* START *
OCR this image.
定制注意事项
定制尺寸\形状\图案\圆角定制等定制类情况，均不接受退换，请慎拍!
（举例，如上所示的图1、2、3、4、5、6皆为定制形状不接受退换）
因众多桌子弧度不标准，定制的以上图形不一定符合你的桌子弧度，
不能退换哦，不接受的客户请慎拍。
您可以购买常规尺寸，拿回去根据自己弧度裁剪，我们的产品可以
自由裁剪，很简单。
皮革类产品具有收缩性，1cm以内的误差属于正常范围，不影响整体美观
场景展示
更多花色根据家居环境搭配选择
* END *
PROBLEM DETAILS — Reproduce the entire listing word for word.

REPLY TO THE EXERCISE —
OCR this image.
定制注意事项
定制尺寸\形状\图案\圆角定制等定制类情况，均不接受退换，请慎拍!
（举例，如上所示的图1、2、3、4、5、6皆为定制形状不接受退换）
因众多桌子弧度不标准，定制的以上图形不一定符合你的桌子弧度，
不能退换哦，不接受的客户请慎拍。
您可以购买常规尺寸，拿回去根据自己弧度裁剪，我们的产品可以
自由裁剪，很简单。
皮革类产品具有收缩性，1cm以内的误差属于正常范围，不影响整体美观
场景展示
更多花色根据家居环境搭配选择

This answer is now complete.